** START Supplied records **

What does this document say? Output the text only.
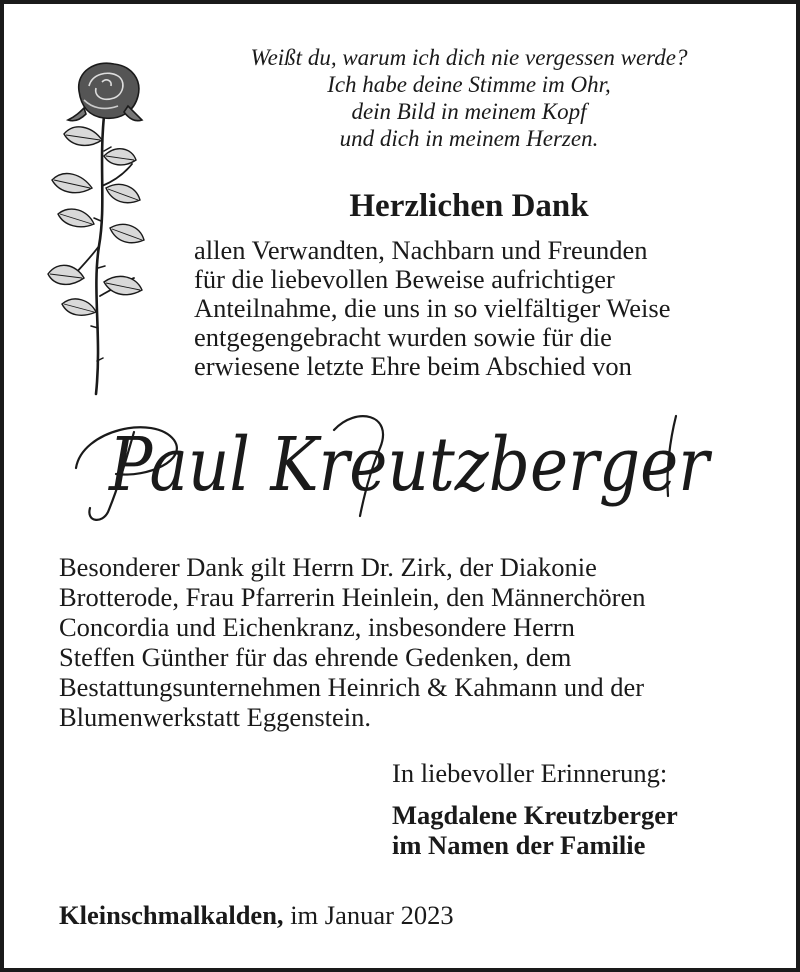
Weißt du, warum ich dich nie vergessen werde?
Ich habe deine Stimme im Ohr,
dein Bild in meinem Kopf
und dich in meinem Herzen.
Herzlichen Dank
allen Verwandten, Nachbarn und Freunden
für die liebevollen Beweise aufrichtiger
Anteilnahme, die uns in so vielfältiger Weise
entgegengebracht wurden sowie für die
erwiesene letzte Ehre beim Abschied von
Paul Kreutzberger
Besonderer Dank gilt Herrn Dr. Zirk, der Diakonie
Brotterode, Frau Pfarrerin Heinlein, den Männerchören
Concordia und Eichenkranz, insbesondere Herrn
Steffen Günther für das ehrende Gedenken, dem
Bestattungsunternehmen Heinrich & Kahmann und der
Blumenwerkstatt Eggenstein.
In liebevoller Erinnerung:
Magdalene Kreutzberger
im Namen der Familie
Kleinschmalkalden, im Januar 2023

** END Supplied records **

### Task statement
Without the pictures, print the records in full, exactly as they appear.

### Written answer
What does this document say? Output the text only.
Weißt du, warum ich dich nie vergessen werde?
Ich habe deine Stimme im Ohr,
dein Bild in meinem Kopf
und dich in meinem Herzen.
Herzlichen Dank
allen Verwandten, Nachbarn und Freunden
für die liebevollen Beweise aufrichtiger
Anteilnahme, die uns in so vielfältiger Weise
entgegengebracht wurden sowie für die
erwiesene letzte Ehre beim Abschied von
Paul Kreutzberger
Besonderer Dank gilt Herrn Dr. Zirk, der Diakonie
Brotterode, Frau Pfarrerin Heinlein, den Männerchören
Concordia und Eichenkranz, insbesondere Herrn
Steffen Günther für das ehrende Gedenken, dem
Bestattungsunternehmen Heinrich & Kahmann und der
Blumenwerkstatt Eggenstein.
In liebevoller Erinnerung:
Magdalene Kreutzberger
im Namen der Familie
Kleinschmalkalden, im Januar 2023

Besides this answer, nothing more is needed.